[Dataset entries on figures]

>> START

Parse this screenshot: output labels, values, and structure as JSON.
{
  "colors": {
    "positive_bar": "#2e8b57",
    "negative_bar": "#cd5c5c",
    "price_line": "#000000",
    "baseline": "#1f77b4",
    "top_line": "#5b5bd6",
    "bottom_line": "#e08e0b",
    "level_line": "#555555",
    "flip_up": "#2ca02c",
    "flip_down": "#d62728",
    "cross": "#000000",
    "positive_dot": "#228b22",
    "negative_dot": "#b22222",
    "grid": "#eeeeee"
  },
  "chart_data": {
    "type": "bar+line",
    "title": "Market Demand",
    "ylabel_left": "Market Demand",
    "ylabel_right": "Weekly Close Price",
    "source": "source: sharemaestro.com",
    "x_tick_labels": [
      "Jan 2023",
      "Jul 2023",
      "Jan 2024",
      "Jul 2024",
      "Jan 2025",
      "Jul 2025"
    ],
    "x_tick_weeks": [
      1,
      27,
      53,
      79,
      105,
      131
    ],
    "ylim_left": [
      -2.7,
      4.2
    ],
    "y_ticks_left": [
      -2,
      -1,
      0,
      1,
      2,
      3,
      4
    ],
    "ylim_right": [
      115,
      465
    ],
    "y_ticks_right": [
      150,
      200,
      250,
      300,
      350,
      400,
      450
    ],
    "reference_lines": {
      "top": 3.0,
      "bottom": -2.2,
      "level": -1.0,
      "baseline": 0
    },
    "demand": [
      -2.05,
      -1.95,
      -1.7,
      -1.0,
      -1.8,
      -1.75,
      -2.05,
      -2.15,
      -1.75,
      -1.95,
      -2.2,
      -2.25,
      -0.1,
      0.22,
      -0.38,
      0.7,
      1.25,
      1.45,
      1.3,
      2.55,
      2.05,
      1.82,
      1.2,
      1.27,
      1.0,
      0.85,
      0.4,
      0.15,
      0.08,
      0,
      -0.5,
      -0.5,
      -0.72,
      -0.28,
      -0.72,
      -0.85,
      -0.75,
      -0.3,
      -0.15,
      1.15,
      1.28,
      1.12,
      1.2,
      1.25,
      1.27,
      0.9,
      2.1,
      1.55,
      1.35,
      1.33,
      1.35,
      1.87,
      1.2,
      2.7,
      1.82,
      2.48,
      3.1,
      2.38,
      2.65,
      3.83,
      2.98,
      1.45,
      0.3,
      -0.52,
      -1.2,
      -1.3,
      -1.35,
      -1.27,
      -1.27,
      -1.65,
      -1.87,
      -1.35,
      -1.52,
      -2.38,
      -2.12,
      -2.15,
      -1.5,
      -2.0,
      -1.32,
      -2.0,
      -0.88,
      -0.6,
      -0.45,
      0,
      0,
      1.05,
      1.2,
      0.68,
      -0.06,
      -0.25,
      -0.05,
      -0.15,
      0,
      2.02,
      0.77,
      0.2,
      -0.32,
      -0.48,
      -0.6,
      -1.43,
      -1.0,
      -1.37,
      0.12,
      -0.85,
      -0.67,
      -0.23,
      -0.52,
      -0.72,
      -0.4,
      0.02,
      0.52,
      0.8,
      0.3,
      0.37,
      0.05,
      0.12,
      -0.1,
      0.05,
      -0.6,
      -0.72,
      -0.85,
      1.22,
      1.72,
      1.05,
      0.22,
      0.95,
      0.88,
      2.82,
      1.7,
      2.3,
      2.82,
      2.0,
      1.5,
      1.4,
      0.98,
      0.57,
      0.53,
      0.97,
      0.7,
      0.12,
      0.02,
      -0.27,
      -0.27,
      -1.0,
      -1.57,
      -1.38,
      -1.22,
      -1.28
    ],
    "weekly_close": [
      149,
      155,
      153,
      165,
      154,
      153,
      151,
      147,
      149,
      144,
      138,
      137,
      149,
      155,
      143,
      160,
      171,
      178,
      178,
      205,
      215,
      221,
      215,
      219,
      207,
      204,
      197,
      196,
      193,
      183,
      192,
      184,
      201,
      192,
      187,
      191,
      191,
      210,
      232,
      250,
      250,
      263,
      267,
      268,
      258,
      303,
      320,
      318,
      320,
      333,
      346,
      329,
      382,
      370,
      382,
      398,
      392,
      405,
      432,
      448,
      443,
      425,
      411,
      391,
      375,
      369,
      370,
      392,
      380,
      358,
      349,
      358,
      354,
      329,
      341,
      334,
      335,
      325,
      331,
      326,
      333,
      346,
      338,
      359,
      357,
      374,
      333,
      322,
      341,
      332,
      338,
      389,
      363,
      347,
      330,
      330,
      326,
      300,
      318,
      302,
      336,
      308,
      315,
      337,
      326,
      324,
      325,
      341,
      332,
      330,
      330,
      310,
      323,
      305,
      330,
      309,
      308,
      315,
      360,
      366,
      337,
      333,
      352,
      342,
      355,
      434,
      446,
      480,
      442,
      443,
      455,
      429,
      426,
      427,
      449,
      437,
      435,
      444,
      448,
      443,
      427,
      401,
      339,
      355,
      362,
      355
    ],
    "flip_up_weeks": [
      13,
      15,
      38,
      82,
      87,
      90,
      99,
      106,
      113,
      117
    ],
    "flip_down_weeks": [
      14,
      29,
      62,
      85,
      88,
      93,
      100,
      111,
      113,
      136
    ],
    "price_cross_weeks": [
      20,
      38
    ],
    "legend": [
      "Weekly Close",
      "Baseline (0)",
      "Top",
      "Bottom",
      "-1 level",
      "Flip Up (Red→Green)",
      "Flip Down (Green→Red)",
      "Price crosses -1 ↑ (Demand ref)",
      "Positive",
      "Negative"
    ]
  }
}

>> END

▸ **Set exercise**: Go back to the listing above and please repeat it exactly.

▸ **Response to the task**:
Parse this screenshot: output labels, values, and structure as JSON.
{
  "colors": {
    "positive_bar": "#2e8b57",
    "negative_bar": "#cd5c5c",
    "price_line": "#000000",
    "baseline": "#1f77b4",
    "top_line": "#5b5bd6",
    "bottom_line": "#e08e0b",
    "level_line": "#555555",
    "flip_up": "#2ca02c",
    "flip_down": "#d62728",
    "cross": "#000000",
    "positive_dot": "#228b22",
    "negative_dot": "#b22222",
    "grid": "#eeeeee"
  },
  "chart_data": {
    "type": "bar+line",
    "title": "Market Demand",
    "ylabel_left": "Market Demand",
    "ylabel_right": "Weekly Close Price",
    "source": "source: sharemaestro.com",
    "x_tick_labels": [
      "Jan 2023",
      "Jul 2023",
      "Jan 2024",
      "Jul 2024",
      "Jan 2025",
      "Jul 2025"
    ],
    "x_tick_weeks": [
      1,
      27,
      53,
      79,
      105,
      131
    ],
    "ylim_left": [
      -2.7,
      4.2
    ],
    "y_ticks_left": [
      -2,
      -1,
      0,
      1,
      2,
      3,
      4
    ],
    "ylim_right": [
      115,
      465
    ],
    "y_ticks_right": [
      150,
      200,
      250,
      300,
      350,
      400,
      450
    ],
    "reference_lines": {
      "top": 3.0,
      "bottom": -2.2,
      "level": -1.0,
      "baseline": 0
    },
    "demand": [
      -2.05,
      -1.95,
      -1.7,
      -1.0,
      -1.8,
      -1.75,
      -2.05,
      -2.15,
      -1.75,
      -1.95,
      -2.2,
      -2.25,
      -0.1,
      0.22,
      -0.38,
      0.7,
      1.25,
      1.45,
      1.3,
      2.55,
      2.05,
      1.82,
      1.2,
      1.27,
      1.0,
      0.85,
      0.4,
      0.15,
      0.08,
      0,
      -0.5,
      -0.5,
      -0.72,
      -0.28,
      -0.72,
      -0.85,
      -0.75,
      -0.3,
      -0.15,
      1.15,
      1.28,
      1.12,
      1.2,
      1.25,
      1.27,
      0.9,
      2.1,
      1.55,
      1.35,
      1.33,
      1.35,
      1.87,
      1.2,
      2.7,
      1.82,
      2.48,
      3.1,
      2.38,
      2.65,
      3.83,
      2.98,
      1.45,
      0.3,
      -0.52,
      -1.2,
      -1.3,
      -1.35,
      -1.27,
      -1.27,
      -1.65,
      -1.87,
      -1.35,
      -1.52,
      -2.38,
      -2.12,
      -2.15,
      -1.5,
      -2.0,
      -1.32,
      -2.0,
      -0.88,
      -0.6,
      -0.45,
      0,
      0,
      1.05,
      1.2,
      0.68,
      -0.06,
      -0.25,
      -0.05,
      -0.15,
      0,
      2.02,
      0.77,
      0.2,
      -0.32,
      -0.48,
      -0.6,
      -1.43,
      -1.0,
      -1.37,
      0.12,
      -0.85,
      -0.67,
      -0.23,
      -0.52,
      -0.72,
      -0.4,
      0.02,
      0.52,
      0.8,
      0.3,
      0.37,
      0.05,
      0.12,
      -0.1,
      0.05,
      -0.6,
      -0.72,
      -0.85,
      1.22,
      1.72,
      1.05,
      0.22,
      0.95,
      0.88,
      2.82,
      1.7,
      2.3,
      2.82,
      2.0,
      1.5,
      1.4,
      0.98,
      0.57,
      0.53,
      0.97,
      0.7,
      0.12,
      0.02,
      -0.27,
      -0.27,
      -1.0,
      -1.57,
      -1.38,
      -1.22,
      -1.28
    ],
    "weekly_close": [
      149,
      155,
      153,
      165,
      154,
      153,
      151,
      147,
      149,
      144,
      138,
      137,
      149,
      155,
      143,
      160,
      171,
      178,
      178,
      205,
      215,
      221,
      215,
      219,
      207,
      204,
      197,
      196,
      193,
      183,
      192,
      184,
      201,
      192,
      187,
      191,
      191,
      210,
      232,
      250,
      250,
      263,
      267,
      268,
      258,
      303,
      320,
      318,
      320,
      333,
      346,
      329,
      382,
      370,
      382,
      398,
      392,
      405,
      432,
      448,
      443,
      425,
      411,
      391,
      375,
      369,
      370,
      392,
      380,
      358,
      349,
      358,
      354,
      329,
      341,
      334,
      335,
      325,
      331,
      326,
      333,
      346,
      338,
      359,
      357,
      374,
      333,
      322,
      341,
      332,
      338,
      389,
      363,
      347,
      330,
      330,
      326,
      300,
      318,
      302,
      336,
      308,
      315,
      337,
      326,
      324,
      325,
      341,
      332,
      330,
      330,
      310,
      323,
      305,
      330,
      309,
      308,
      315,
      360,
      366,
      337,
      333,
      352,
      342,
      355,
      434,
      446,
      480,
      442,
      443,
      455,
      429,
      426,
      427,
      449,
      437,
      435,
      444,
      448,
      443,
      427,
      401,
      339,
      355,
      362,
      355
    ],
    "flip_up_weeks": [
      13,
      15,
      38,
      82,
      87,
      90,
      99,
      106,
      113,
      117
    ],
    "flip_down_weeks": [
      14,
      29,
      62,
      85,
      88,
      93,
      100,
      111,
      113,
      136
    ],
    "price_cross_weeks": [
      20,
      38
    ],
    "legend": [
      "Weekly Close",
      "Baseline (0)",
      "Top",
      "Bottom",
      "-1 level",
      "Flip Up (Red→Green)",
      "Flip Down (Green→Red)",
      "Price crosses -1 ↑ (Demand ref)",
      "Positive",
      "Negative"
    ]
  }
}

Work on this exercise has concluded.